### [Exercise task]
Gather the lines that hold the string "eksternih".

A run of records
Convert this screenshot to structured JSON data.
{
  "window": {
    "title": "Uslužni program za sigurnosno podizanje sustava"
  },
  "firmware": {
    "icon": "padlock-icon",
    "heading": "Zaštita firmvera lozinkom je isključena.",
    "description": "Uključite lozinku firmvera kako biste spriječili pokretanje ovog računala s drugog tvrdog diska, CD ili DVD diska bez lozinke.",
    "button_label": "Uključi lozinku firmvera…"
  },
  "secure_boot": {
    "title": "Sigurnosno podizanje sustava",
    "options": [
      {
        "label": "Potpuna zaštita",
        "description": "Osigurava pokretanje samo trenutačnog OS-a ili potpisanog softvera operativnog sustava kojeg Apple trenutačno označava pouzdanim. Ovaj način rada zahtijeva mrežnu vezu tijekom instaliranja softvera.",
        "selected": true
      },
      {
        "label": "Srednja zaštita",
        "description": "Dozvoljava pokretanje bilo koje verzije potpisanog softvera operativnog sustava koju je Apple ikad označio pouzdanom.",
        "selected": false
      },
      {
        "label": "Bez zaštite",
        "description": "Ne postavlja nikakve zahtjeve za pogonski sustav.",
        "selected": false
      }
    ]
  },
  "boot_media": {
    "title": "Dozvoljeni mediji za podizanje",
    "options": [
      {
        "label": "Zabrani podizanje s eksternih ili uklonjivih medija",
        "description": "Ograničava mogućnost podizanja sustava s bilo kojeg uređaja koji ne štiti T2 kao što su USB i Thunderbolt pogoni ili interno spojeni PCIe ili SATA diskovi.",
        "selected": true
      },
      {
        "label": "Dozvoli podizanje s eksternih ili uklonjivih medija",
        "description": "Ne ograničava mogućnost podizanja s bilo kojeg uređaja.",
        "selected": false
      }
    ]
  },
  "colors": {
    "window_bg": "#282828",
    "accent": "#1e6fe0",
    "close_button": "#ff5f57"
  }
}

### [Output of the task]
        "label": "Zabrani podizanje s eksternih ili uklonjivih medija",
        "label": "Dozvoli podizanje s eksternih ili uklonjivih medija",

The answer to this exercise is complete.